TO DO: Wherever "this" appears in a line, list that line.

[BEGIN RECORDS TO PROCESS]

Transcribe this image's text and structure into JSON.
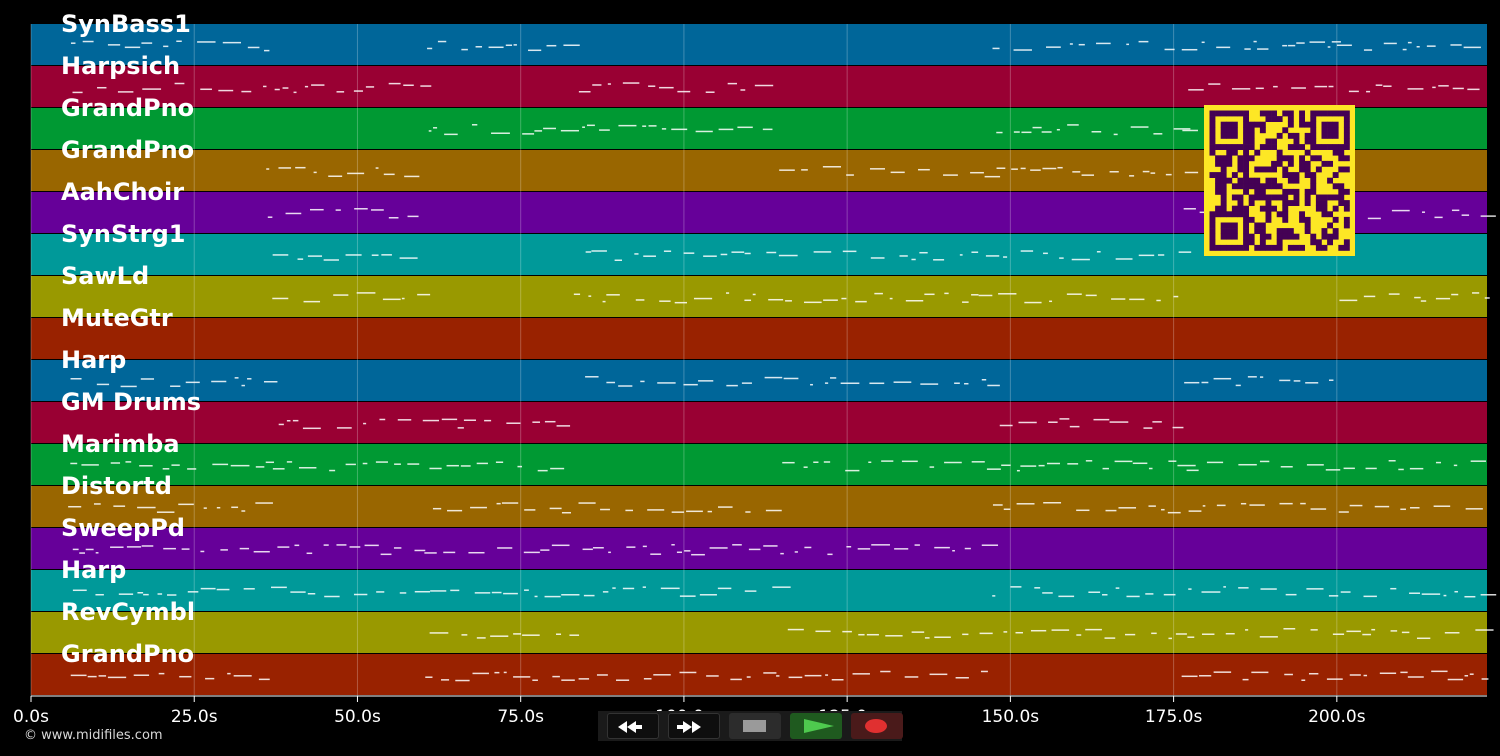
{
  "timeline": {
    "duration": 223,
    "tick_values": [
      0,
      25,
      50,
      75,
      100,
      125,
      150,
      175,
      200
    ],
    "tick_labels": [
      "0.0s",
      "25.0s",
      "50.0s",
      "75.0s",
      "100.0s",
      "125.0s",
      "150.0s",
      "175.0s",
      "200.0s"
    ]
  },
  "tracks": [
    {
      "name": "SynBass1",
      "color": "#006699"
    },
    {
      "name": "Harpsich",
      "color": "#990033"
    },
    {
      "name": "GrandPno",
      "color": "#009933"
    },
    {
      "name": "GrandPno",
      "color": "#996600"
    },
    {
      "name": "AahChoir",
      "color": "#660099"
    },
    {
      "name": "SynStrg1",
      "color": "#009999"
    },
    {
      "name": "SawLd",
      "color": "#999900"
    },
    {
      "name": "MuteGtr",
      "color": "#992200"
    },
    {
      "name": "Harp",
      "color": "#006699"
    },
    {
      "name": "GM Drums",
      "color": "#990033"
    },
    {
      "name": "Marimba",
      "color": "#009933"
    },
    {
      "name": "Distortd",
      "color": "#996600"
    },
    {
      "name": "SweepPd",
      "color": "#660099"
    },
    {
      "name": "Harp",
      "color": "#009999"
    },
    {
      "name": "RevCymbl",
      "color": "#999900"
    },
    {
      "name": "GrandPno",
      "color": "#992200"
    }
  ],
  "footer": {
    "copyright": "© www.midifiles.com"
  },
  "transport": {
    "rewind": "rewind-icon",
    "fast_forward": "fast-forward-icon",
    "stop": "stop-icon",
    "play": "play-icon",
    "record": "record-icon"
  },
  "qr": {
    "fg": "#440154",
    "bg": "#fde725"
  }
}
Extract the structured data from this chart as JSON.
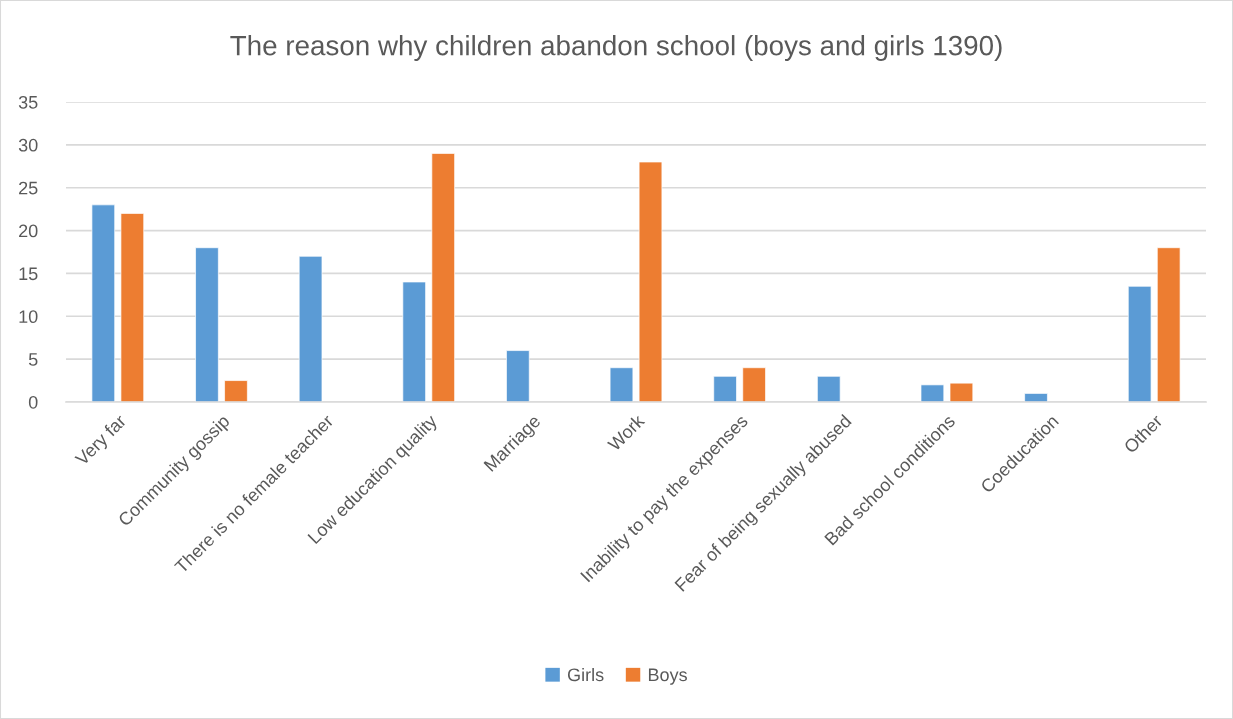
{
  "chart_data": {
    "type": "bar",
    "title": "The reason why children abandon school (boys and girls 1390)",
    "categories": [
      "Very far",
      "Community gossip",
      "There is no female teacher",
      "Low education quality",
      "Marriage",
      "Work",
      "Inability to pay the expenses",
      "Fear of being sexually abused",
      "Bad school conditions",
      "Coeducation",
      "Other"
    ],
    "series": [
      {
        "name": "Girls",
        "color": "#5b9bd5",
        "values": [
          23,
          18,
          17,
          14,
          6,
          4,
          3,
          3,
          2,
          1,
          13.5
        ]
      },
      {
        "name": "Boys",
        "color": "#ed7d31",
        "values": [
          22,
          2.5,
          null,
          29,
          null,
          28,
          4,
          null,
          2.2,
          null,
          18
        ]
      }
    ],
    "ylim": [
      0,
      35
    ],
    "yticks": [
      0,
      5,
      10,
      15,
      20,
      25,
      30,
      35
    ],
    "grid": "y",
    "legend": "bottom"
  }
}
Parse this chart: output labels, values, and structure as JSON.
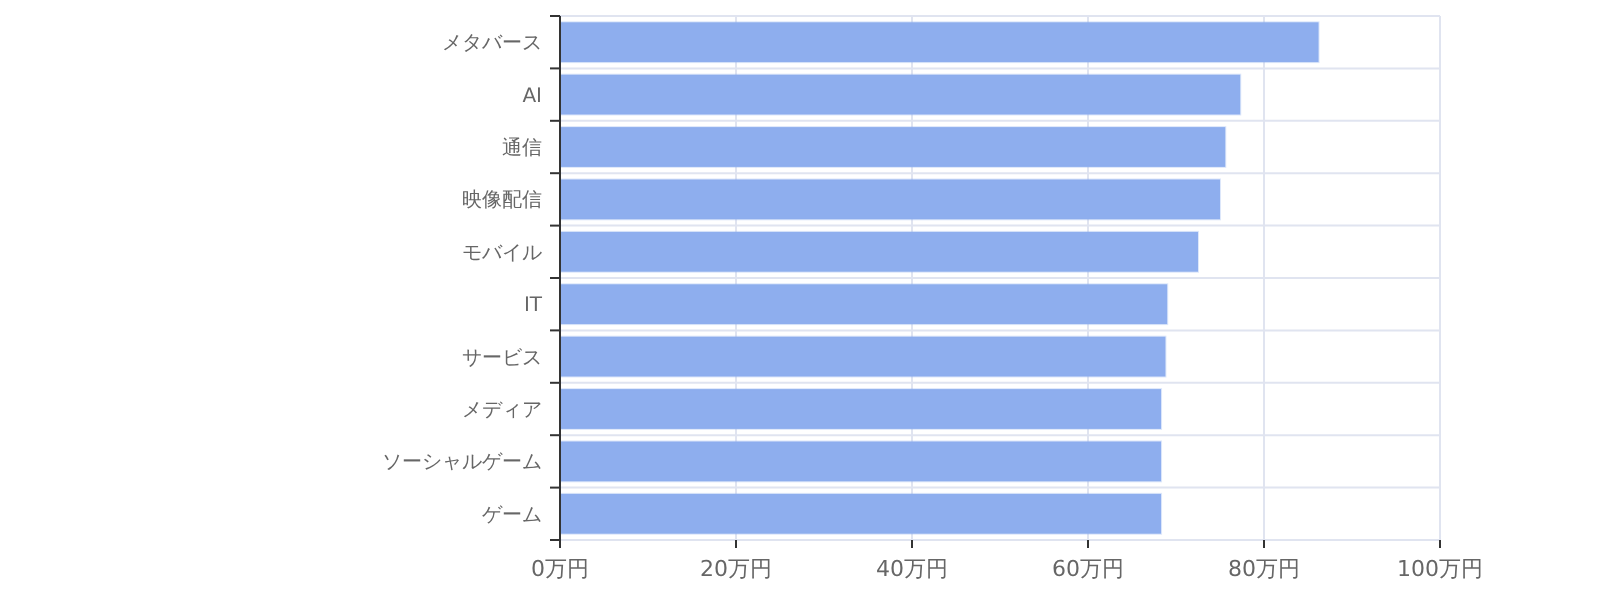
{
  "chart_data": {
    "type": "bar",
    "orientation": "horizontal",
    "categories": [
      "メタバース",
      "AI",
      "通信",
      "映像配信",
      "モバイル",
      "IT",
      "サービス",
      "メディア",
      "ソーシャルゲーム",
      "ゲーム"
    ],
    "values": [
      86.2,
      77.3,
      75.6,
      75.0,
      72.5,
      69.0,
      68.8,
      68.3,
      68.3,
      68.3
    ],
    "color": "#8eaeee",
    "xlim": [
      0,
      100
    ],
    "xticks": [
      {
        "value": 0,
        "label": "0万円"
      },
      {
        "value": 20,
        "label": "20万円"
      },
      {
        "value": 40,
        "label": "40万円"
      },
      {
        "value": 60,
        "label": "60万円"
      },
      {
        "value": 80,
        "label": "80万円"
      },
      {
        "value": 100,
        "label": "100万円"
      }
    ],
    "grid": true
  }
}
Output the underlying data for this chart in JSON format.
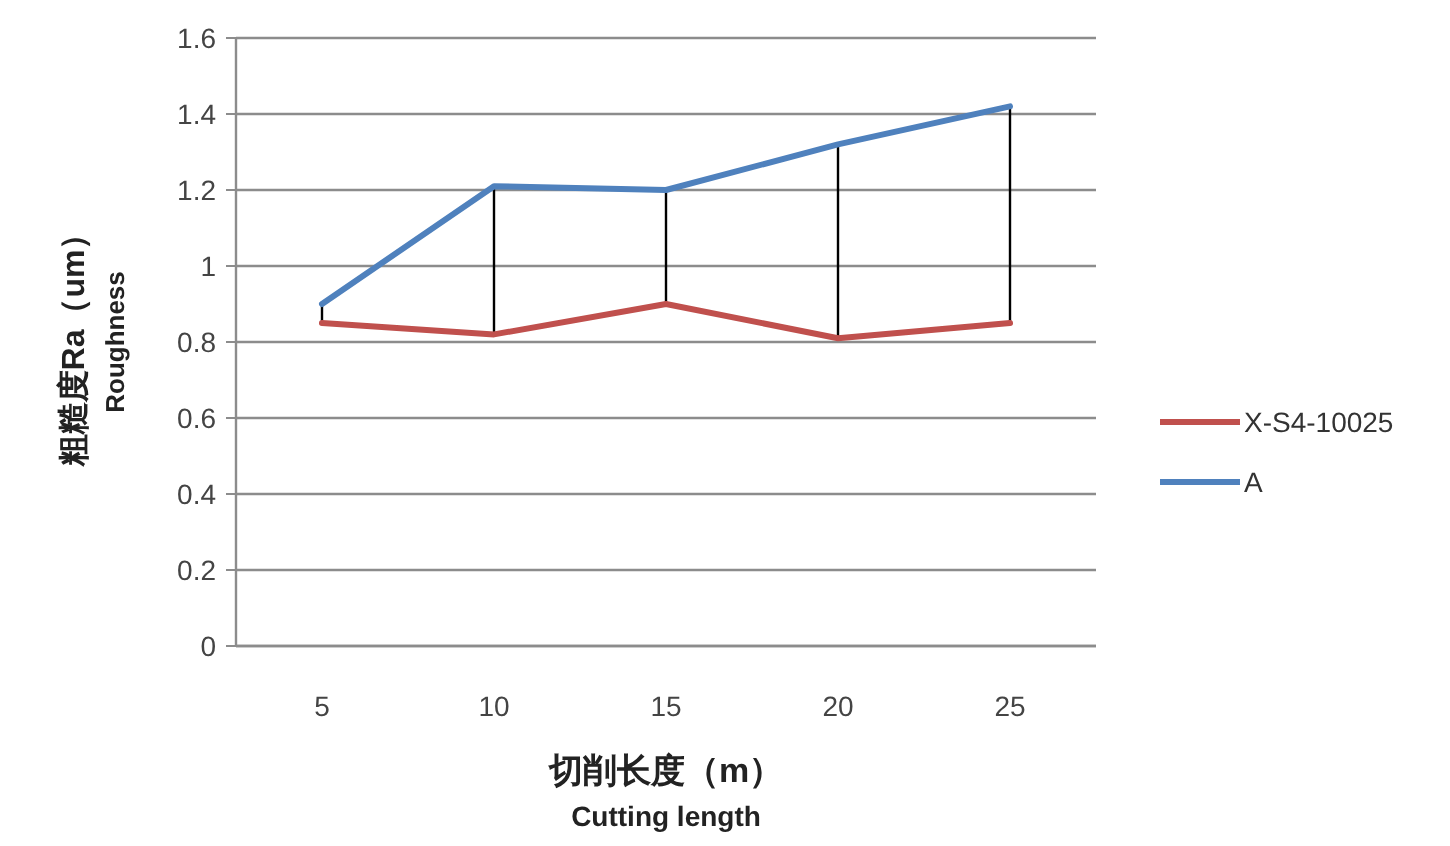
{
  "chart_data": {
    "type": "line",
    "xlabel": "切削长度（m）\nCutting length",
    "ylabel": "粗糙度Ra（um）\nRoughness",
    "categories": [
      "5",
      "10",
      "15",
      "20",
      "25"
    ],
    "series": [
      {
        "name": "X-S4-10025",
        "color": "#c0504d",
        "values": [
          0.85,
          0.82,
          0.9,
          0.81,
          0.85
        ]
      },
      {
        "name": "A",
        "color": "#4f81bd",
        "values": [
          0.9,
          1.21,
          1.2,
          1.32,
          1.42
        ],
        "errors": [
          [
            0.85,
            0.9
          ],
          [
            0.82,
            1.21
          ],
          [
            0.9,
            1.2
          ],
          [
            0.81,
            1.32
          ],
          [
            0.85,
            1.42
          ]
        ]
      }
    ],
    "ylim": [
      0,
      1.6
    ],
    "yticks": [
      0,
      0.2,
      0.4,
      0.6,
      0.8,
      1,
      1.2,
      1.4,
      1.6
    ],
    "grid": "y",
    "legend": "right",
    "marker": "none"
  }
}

[END RECORDS TO PROCESS]

CORRECT OUTPUT:
Transcribe this image's text and structure into JSON.
Extract the structured data from this chart as JSON.
Parse this chart: output labels, values, and structure as JSON.
Output the underlying data for this chart in JSON format.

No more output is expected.